# 给定段落:
<<<<

Attention 在去噪中的理解：

在刷比赛的时候，我发现很多方法没有Unet的范化性高(在所有数据集都有很好的结果)。其中实验了一些关于attention的模型，主要的改进是在Unet的上菜样的过程中加入attention的模块。

为什么在上采样阶段使用Attention而不是在下采样or Both？
这样做是考虑到，网络在下采样阶段是来采集提取图像的特征的，使用卷积+感受野已经可以对特征有很好的提取效果了，我觉得Attention的作用主要在于特征的融合以及特征的refine。至于使用Attention对特征的提取是否比Conv更好，就目前来说，我不是很清楚。在上采样的时候就是图像利用学到的特征解决任务的过程，这时使用Attention在直觉上是make sense的。

怎么理解Attention去噪：

一类attention: $C \times (HW)$ 求自相关性得到 $ \bm{Mat} \in HW \times HW$ 再乘与原feature map. 代表为：Non Local, Self Attention等。
这个问题和程深讨论了一下，也学习到了很多，总结如下：
对比NLM(None Local Mean)方法，网络将相似的patch进行平均，得到最终的去噪结果。同理，我们在feature作attention的时候，对每一个position而言，我们计算他与其他位置的C维特征的相似度，即类比与NLM中找相似度高的patch. 当将attention计算得到的关系矩阵乘回feature map的时候，我们只让相似度高的特征点的特征向后传播。进行后面的融合操作，即类比于NLM中在相似度高的patch中取ave的操作(在NN中可以有ave也有其他的融合)。
一类是使用GAP， GMP得到channel或者spatio的feature map然后在这上面使用sigmoid函数得到mask，乘于原feature map。代表为Dual Attention, Shuffle Attention, SE Net等。
从两方面来解释这个attention的作用：
- Channel attention: 对每个channel的feature 进行GAP得到在 $C_i$ 的特征在整个 $HW$ 的平均值，通过这样的方式可以看出哪一个feature对于整体的激励大(重要性高)从而将激活高的特征维度的到的特征往下传播。

>>>>

# 任务目标 A:
能否把讲 Attention 去噪的那段文字中介于“Attention 在去噪中的理解：”和“Local, Self Attention等。”之间（含首尾）的原文逐字输出？
# 任务目标 B:
能否从讲 Attention 去噪的那段文字最后一句之后接着往下写？

一组连续数据:

<<<<

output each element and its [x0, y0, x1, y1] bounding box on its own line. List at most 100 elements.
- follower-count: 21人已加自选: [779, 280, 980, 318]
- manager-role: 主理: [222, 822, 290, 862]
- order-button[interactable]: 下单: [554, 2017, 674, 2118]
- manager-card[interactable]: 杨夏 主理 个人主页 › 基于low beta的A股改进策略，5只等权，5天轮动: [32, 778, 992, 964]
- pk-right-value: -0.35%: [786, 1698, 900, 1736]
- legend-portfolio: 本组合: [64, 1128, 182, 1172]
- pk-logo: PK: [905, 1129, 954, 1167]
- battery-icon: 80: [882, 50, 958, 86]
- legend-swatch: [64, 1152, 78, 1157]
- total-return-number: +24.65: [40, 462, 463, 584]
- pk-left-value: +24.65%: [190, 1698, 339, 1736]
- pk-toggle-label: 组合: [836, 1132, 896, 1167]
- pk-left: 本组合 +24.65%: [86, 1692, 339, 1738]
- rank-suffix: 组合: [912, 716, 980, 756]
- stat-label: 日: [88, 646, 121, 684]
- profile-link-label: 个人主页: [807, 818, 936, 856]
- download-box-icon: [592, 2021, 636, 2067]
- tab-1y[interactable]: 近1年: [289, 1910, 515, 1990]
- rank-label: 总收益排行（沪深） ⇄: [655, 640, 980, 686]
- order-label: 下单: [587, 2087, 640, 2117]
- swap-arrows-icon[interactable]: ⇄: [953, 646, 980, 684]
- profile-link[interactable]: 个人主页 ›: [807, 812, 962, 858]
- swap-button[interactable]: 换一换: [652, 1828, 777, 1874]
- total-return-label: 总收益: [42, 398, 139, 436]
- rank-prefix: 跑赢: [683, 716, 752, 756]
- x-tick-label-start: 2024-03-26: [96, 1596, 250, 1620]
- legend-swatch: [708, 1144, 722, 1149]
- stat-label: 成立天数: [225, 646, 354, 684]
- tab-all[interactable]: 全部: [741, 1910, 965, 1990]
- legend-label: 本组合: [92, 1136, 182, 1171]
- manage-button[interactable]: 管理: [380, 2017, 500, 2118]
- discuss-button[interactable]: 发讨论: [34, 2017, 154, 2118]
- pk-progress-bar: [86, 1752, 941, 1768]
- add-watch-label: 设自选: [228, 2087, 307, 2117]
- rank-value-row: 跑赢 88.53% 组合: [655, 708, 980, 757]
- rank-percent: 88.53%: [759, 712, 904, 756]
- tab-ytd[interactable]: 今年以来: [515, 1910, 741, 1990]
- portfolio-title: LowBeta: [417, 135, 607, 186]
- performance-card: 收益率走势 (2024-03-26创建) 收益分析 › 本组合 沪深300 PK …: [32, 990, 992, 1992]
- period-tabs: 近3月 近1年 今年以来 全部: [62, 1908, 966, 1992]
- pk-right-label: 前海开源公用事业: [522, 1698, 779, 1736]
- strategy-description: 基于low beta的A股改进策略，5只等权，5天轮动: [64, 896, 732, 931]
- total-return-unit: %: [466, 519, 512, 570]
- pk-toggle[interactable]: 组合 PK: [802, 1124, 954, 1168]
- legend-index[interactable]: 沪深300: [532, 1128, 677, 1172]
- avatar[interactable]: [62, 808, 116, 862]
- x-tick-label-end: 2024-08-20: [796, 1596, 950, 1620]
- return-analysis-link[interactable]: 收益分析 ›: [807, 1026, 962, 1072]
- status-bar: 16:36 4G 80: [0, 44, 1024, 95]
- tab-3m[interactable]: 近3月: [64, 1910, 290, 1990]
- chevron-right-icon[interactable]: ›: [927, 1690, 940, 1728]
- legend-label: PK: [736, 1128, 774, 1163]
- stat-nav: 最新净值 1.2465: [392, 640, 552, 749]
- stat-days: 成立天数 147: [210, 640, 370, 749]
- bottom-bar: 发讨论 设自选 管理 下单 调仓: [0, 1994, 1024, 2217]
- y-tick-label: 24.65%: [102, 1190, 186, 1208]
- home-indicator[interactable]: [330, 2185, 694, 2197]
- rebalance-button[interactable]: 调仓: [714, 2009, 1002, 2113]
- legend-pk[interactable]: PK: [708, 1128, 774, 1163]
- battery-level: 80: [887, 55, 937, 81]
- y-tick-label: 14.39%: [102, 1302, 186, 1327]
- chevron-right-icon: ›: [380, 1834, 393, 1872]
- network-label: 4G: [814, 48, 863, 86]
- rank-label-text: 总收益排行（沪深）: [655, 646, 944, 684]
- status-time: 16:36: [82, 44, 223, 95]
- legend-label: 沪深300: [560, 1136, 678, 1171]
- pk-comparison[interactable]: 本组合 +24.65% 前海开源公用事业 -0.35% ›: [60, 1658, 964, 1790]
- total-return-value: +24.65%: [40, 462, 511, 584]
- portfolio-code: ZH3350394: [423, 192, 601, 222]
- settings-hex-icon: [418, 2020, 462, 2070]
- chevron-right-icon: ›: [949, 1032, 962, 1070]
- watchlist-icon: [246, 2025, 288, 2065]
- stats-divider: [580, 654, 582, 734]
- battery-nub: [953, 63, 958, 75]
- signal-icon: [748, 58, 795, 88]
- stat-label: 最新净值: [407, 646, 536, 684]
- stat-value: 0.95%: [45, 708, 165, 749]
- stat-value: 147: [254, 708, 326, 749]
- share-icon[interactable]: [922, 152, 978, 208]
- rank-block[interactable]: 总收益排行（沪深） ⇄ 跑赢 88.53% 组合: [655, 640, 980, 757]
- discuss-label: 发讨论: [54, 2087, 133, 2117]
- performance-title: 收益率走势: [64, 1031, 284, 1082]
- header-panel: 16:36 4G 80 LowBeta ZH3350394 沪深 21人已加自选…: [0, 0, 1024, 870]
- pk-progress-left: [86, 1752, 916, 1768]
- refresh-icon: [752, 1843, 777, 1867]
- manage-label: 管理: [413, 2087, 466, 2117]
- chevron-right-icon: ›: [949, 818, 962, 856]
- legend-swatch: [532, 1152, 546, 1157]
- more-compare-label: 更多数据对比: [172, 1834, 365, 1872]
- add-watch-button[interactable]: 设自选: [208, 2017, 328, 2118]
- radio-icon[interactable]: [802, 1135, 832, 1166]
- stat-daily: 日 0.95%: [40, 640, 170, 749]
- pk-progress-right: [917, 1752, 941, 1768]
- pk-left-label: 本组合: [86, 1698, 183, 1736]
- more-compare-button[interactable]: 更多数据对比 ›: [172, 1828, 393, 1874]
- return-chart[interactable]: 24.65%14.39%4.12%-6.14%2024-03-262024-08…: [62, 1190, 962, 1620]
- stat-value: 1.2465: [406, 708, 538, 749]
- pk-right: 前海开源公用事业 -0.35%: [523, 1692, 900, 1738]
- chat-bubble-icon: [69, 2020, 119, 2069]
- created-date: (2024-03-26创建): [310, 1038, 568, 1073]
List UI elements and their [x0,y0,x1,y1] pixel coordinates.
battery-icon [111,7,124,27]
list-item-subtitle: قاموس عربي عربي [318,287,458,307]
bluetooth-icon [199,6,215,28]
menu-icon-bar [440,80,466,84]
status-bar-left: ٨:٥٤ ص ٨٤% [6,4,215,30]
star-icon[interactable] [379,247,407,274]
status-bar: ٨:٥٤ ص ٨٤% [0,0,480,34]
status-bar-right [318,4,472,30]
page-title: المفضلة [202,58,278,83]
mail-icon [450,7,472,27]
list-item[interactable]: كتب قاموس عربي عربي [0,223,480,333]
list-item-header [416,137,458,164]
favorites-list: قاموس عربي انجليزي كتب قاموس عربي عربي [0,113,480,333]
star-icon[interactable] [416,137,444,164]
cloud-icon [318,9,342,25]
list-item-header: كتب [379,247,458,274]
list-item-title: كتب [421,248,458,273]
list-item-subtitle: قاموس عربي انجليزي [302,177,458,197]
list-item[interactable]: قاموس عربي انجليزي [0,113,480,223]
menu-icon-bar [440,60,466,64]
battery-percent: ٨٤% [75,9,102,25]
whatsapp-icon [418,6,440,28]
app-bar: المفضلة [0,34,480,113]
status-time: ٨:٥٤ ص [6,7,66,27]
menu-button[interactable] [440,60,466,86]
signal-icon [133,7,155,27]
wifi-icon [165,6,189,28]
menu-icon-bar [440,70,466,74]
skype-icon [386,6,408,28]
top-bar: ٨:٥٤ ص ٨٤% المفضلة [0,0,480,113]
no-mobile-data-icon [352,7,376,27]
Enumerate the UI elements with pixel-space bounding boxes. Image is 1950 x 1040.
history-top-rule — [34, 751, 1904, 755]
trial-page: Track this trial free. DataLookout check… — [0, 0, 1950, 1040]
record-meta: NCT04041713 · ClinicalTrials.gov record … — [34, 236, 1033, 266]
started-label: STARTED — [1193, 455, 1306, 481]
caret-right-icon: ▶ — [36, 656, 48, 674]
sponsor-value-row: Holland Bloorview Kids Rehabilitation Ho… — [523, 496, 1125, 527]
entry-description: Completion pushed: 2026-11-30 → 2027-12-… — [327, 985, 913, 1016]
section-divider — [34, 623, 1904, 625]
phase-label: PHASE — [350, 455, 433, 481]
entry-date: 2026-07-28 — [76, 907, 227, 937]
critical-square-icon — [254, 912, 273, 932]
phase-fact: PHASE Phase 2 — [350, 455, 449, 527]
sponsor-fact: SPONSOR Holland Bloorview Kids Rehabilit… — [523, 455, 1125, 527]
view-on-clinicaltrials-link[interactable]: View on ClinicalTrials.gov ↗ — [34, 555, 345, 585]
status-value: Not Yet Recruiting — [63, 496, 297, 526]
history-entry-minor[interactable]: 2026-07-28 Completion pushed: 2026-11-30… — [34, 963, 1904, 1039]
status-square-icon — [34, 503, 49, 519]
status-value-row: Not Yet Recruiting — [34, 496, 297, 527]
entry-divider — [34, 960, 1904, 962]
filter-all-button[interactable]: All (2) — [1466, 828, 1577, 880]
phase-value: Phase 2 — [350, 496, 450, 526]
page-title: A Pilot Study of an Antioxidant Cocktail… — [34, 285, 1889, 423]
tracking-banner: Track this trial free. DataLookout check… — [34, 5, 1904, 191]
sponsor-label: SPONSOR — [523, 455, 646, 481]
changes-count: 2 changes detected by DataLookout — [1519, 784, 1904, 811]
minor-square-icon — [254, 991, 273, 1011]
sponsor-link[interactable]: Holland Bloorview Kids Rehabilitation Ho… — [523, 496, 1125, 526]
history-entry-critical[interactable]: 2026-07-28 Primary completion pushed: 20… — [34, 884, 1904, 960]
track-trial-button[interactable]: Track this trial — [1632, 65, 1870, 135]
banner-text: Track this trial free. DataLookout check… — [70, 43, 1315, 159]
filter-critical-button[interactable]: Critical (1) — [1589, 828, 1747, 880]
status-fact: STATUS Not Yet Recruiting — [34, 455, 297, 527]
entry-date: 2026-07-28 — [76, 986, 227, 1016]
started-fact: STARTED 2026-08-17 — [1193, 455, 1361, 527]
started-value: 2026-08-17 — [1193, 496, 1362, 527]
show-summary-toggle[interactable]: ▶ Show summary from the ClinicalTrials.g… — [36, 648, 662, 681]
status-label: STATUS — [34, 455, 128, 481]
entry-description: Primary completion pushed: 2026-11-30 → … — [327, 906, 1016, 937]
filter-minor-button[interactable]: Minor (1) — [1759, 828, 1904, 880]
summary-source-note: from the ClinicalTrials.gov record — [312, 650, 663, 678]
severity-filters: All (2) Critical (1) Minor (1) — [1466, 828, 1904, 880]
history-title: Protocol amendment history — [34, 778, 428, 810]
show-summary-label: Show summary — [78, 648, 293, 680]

>>>>

# 正确答案 A:
Attention 在去噪中的理解：

在刷比赛的时候，我发现很多方法没有Unet的范化性高(在所有数据集都有很好的结果)。其中实验了一些关于attention的模型，主要的改进是在Unet的上菜样的过程中加入attention的模块。

为什么在上采样阶段使用Attention而不是在下采样or Both？
这样做是考虑到，网络在下采样阶段是来采集提取图像的特征的，使用卷积+感受野已经可以对特征有很好的提取效果了，我觉得Attention的作用主要在于特征的融合以及特征的refine。至于使用Attention对特征的提取是否比Conv更好，就目前来说，我不是很清楚。在上采样的时候就是图像利用学到的特征解决任务的过程，这时使用Attention在直觉上是make sense的。

怎么理解Attention去噪：

一类attention: $C \times (HW)$ 求自相关性得到 $ \bm{Mat} \in HW \times HW$ 再乘与原feature map. 代表为：Non Local, Self Attention等。

# 正确答案 B:
- Spatial attention: 对feature map在 Channel维度上进行GAP 或者GMP得到 $H \times W$ 的feature, 再使用sigmoid得到mask。考虑一个位置上的特征点，综合其所有特征，在conv filter的感受野下，该位置上的特征是否比其他位置上的特征重要，如果某位置上存在比较重要的特征，就往后传播。

SA-NET: SHUFFLE ATTENTION FOR DEEP CONVOLUTIONAL NEURAL NETWORKS

文章目的是减少网络的计算量。
image|690x211

class sa_layer(nn.Module):
    """Constructs a Channel Spatial Group module.
    Args:
        k_size: Adaptive selection of kernel size
    """

    def __init__(self, channel, groups=64):
        super(sa_layer, self).__init__()
        self.groups = groups
        self.avg_pool = nn.AdaptiveAvgPool2d(1)
        self.cweight = Parameter(torch.zeros(1, channel // (2 * groups), 1, 1))
        self.cbias = Parameter(torch.ones(1, channel // (2 * groups), 1, 1))
        self.sweight = Parameter(torch.zeros(1, channel // (2 * groups), 1, 1))
        self.sbias = Parameter(torch.ones(1, channel // (2 * groups), 1, 1))

        self.sigmoid = nn.Sigmoid()
        self.gn = nn.GroupNorm(channel // (2 * groups), channel // (2 * groups))

    @staticmethod
    def channel_shuffle(x, groups):
        b, c, h, w = x.shape

        x = x.reshape(b, groups, -1, h, w)
        x = x.permute(0, 2, 1, 3, 4)

        # flatten
        x = x.reshape(b, -1, h, w)

        return x

    def forward(self, x):
        b, c, h, w = x.shape

        x = x.reshape(b * self.groups, -1, h, w)
        x_0, x_1 = x.chunk(2, dim=1)

        # channel attention
        xn = self.avg_pool(x_0)
        xn = self.cweight * xn + self.cbias
        xn = x_0 * self.sigmoid(xn)

        # spatial attention
        xs = self.gn(x_1)
        xs = self.sweight * xs + self.sbias
        xs = x_1 * self.sigmoid(xs)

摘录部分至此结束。